• Task inputs:
◆ ◆ ◆ ◆
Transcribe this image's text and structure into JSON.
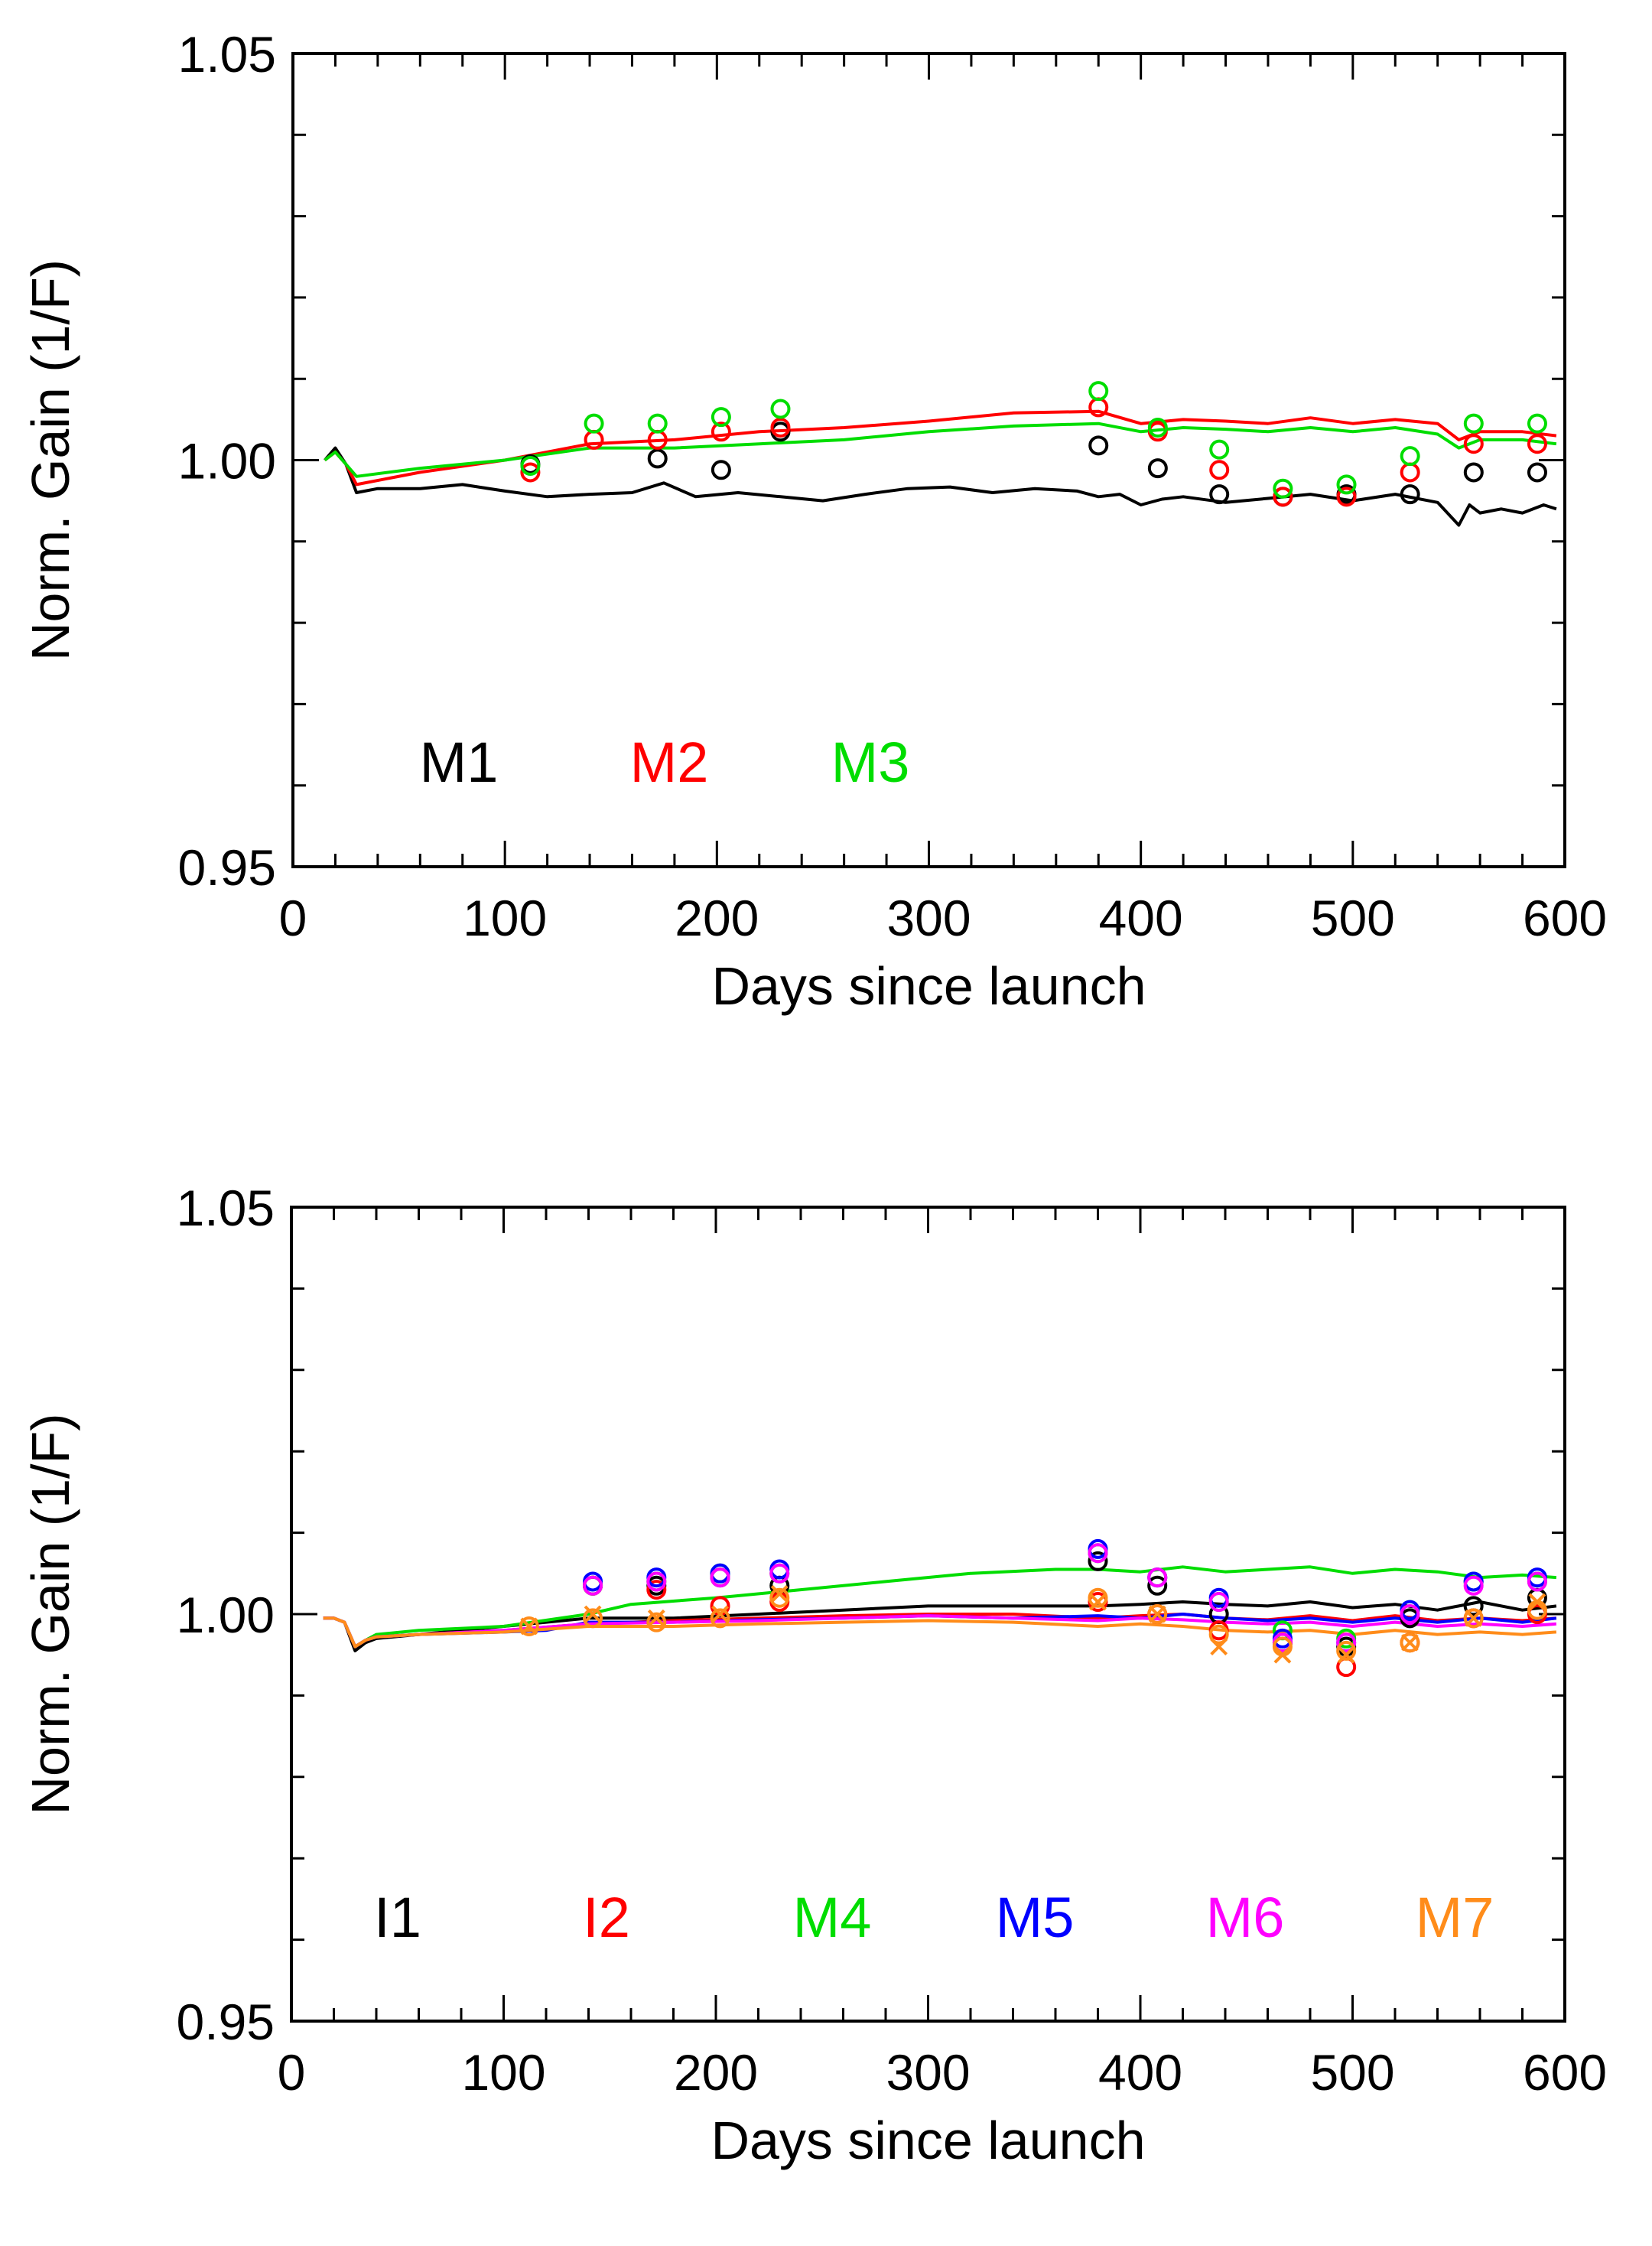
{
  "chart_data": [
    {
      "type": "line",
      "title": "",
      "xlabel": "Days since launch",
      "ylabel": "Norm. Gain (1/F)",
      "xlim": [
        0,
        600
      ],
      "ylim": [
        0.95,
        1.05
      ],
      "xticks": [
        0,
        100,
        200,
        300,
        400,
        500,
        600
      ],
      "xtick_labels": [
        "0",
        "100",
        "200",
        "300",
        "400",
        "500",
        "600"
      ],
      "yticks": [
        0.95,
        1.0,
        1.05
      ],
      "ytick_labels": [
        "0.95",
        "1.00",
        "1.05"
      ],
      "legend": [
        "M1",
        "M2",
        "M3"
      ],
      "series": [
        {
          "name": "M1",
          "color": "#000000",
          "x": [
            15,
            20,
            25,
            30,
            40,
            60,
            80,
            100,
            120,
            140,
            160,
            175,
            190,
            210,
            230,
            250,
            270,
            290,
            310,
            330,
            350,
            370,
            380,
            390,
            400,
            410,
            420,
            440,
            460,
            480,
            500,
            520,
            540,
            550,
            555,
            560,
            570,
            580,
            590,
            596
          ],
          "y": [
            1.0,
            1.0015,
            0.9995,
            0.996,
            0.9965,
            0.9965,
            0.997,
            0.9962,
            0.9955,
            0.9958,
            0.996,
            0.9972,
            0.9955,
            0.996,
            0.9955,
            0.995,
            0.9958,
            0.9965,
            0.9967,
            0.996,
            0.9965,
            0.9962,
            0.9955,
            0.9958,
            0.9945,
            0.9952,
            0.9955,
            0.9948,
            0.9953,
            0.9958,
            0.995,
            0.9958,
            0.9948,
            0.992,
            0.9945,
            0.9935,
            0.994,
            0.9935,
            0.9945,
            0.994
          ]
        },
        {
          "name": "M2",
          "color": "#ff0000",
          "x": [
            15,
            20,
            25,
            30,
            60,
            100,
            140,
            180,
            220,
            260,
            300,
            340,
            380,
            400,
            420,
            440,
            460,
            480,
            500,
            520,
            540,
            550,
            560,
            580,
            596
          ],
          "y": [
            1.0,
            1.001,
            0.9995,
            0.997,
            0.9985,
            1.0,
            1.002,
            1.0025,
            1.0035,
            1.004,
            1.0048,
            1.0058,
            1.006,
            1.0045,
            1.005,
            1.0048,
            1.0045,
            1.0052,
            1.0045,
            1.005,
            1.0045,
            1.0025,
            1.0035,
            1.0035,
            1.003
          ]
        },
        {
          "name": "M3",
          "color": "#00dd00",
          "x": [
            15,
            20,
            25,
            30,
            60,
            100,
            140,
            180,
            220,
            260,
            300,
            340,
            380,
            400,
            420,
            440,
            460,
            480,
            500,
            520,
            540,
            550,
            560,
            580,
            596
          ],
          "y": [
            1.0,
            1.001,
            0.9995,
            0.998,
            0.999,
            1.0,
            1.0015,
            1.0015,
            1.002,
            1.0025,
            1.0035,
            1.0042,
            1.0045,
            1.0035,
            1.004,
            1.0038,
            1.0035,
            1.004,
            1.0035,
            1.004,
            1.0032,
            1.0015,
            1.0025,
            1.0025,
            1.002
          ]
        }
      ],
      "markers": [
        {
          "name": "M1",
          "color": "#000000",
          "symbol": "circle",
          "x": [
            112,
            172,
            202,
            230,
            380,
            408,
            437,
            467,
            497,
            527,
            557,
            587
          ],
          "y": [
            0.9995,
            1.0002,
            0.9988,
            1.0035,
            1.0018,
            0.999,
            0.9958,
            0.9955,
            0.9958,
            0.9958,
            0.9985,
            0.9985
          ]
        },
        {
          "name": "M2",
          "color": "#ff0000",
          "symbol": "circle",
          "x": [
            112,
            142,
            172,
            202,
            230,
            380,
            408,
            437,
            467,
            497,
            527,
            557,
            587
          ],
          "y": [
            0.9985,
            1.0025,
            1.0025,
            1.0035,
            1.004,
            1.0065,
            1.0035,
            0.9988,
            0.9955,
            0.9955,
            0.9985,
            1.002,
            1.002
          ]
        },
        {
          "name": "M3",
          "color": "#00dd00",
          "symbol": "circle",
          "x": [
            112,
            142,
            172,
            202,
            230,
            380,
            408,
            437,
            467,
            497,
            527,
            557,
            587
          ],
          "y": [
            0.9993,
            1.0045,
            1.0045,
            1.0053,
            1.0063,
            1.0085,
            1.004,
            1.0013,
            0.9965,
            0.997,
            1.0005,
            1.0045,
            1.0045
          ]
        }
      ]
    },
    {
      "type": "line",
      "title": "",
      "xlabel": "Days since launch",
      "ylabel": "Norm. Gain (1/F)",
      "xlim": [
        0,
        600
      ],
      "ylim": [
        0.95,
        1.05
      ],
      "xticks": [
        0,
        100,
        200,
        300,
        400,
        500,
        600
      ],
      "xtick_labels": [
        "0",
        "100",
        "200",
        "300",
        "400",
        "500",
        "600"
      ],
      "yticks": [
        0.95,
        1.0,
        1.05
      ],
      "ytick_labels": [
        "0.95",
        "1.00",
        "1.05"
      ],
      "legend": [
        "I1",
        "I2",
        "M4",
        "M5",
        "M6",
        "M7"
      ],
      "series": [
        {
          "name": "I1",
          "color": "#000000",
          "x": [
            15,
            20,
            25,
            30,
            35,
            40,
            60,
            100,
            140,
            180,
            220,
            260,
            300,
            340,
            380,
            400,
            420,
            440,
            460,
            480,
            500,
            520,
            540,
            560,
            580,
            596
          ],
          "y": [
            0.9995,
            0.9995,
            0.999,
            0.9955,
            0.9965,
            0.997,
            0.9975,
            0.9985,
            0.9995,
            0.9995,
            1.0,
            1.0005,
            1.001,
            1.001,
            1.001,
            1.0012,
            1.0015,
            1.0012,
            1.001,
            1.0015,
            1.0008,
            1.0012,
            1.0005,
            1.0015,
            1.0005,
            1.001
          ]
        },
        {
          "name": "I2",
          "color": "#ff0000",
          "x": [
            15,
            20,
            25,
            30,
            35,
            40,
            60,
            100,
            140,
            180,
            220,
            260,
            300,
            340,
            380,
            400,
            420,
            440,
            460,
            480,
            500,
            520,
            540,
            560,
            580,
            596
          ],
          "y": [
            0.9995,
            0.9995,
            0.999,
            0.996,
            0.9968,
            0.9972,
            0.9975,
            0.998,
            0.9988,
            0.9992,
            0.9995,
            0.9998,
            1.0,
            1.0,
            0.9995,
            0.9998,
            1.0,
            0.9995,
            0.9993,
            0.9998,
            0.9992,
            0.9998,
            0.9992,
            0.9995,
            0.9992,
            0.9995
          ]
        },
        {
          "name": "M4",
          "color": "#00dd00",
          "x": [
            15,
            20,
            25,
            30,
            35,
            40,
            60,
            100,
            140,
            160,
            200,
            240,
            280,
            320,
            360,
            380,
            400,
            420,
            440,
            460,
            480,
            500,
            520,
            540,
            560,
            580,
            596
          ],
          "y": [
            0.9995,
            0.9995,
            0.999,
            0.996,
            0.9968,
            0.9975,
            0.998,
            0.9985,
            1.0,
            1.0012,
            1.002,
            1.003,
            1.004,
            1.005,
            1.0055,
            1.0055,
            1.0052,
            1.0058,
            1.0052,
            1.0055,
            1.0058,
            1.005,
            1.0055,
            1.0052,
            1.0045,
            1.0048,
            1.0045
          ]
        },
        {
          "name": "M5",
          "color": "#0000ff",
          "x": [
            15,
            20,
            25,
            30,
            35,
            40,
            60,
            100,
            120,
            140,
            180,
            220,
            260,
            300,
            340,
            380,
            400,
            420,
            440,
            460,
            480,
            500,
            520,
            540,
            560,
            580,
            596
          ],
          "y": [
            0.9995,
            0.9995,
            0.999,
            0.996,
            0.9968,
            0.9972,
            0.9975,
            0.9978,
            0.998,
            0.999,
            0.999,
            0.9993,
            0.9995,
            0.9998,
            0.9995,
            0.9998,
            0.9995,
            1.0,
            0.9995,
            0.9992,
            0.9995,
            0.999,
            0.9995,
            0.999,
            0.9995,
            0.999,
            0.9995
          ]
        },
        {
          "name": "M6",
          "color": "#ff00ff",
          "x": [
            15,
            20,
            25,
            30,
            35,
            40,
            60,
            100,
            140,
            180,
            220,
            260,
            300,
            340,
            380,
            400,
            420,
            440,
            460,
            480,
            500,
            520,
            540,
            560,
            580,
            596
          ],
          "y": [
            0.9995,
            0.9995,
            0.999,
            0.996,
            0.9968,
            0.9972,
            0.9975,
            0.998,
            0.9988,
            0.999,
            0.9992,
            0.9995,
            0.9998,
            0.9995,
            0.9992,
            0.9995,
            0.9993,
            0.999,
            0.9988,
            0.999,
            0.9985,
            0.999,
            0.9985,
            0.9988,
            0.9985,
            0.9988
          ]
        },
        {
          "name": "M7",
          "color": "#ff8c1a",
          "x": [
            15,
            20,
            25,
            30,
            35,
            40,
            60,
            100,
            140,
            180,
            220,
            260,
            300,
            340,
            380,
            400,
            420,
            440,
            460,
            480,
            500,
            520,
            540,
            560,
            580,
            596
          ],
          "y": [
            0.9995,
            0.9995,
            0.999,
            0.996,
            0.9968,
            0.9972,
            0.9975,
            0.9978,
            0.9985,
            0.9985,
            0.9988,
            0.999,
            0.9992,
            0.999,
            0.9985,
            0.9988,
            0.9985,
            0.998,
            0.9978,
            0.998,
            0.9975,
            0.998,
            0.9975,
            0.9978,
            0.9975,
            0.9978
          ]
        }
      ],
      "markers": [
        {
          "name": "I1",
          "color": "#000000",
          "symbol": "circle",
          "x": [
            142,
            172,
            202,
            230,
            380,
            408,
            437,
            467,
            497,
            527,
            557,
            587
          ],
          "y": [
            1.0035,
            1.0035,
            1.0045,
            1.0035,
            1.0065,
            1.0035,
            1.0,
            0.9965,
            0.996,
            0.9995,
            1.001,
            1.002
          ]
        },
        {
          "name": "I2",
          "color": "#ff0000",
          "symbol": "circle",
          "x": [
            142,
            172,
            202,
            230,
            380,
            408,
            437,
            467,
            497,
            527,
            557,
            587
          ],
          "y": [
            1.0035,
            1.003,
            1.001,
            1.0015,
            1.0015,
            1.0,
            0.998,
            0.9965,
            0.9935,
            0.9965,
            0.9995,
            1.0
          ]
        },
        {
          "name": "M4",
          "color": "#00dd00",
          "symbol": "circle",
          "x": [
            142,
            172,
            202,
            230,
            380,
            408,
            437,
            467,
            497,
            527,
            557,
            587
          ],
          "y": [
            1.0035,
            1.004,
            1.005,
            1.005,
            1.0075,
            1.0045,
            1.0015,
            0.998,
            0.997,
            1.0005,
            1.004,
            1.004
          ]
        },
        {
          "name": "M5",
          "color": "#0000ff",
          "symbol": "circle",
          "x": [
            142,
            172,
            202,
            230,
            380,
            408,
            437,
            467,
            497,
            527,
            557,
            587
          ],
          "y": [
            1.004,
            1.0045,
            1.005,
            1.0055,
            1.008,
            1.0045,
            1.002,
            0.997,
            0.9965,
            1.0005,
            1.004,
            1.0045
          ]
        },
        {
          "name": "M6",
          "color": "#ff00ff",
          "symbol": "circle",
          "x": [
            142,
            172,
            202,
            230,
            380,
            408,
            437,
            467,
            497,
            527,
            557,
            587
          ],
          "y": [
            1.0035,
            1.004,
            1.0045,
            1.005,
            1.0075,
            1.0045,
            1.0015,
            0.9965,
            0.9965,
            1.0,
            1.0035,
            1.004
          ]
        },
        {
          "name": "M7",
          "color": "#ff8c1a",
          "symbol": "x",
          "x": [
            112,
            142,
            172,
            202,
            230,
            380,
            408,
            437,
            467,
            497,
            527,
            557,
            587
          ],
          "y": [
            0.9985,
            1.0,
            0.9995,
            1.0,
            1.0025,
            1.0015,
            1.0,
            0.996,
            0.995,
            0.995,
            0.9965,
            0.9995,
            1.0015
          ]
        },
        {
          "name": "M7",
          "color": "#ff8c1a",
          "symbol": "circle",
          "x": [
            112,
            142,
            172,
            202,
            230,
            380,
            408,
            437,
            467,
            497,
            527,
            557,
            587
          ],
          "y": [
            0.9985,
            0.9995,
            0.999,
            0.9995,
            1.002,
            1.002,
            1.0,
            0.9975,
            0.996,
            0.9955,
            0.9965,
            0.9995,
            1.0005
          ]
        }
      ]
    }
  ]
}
◆ ◆ ◆ ◆
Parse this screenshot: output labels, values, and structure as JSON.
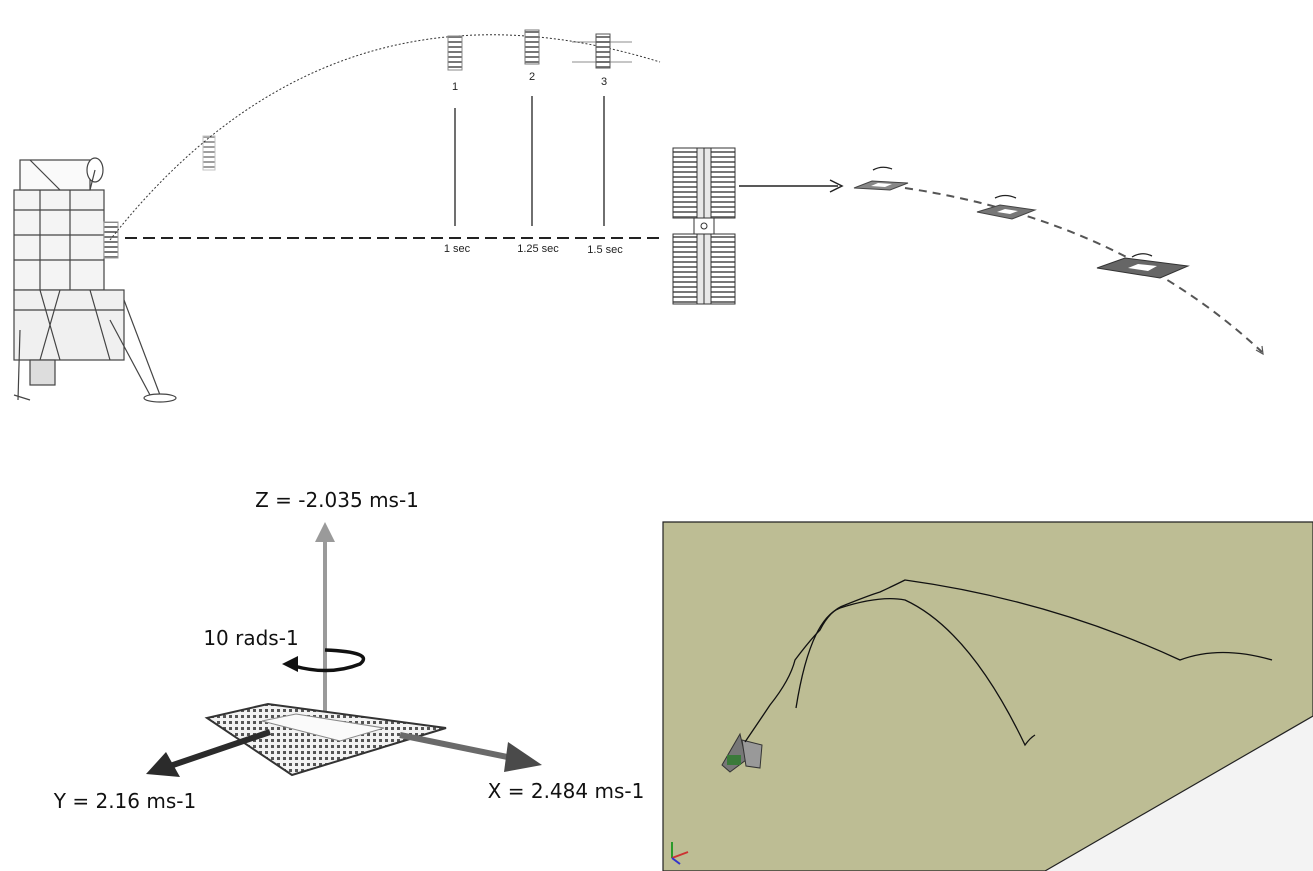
◆ ◆ ◆ ◆
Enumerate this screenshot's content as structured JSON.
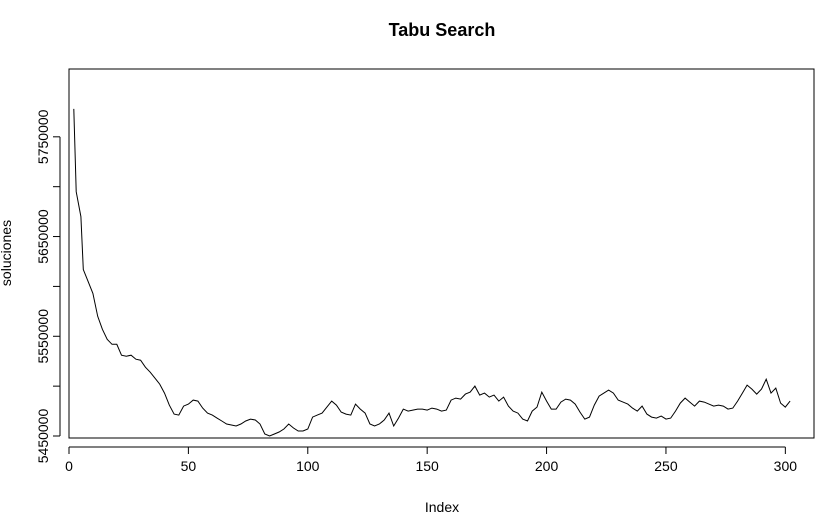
◆ ◆ ◆ ◆
• Brief:
Find the word "screenshot" in the material, then list each line that holds it.

• Complete output:
Parse this screenshot: output labels, values, and structure as JSON.
Enumerate this screenshot's content as structured JSON.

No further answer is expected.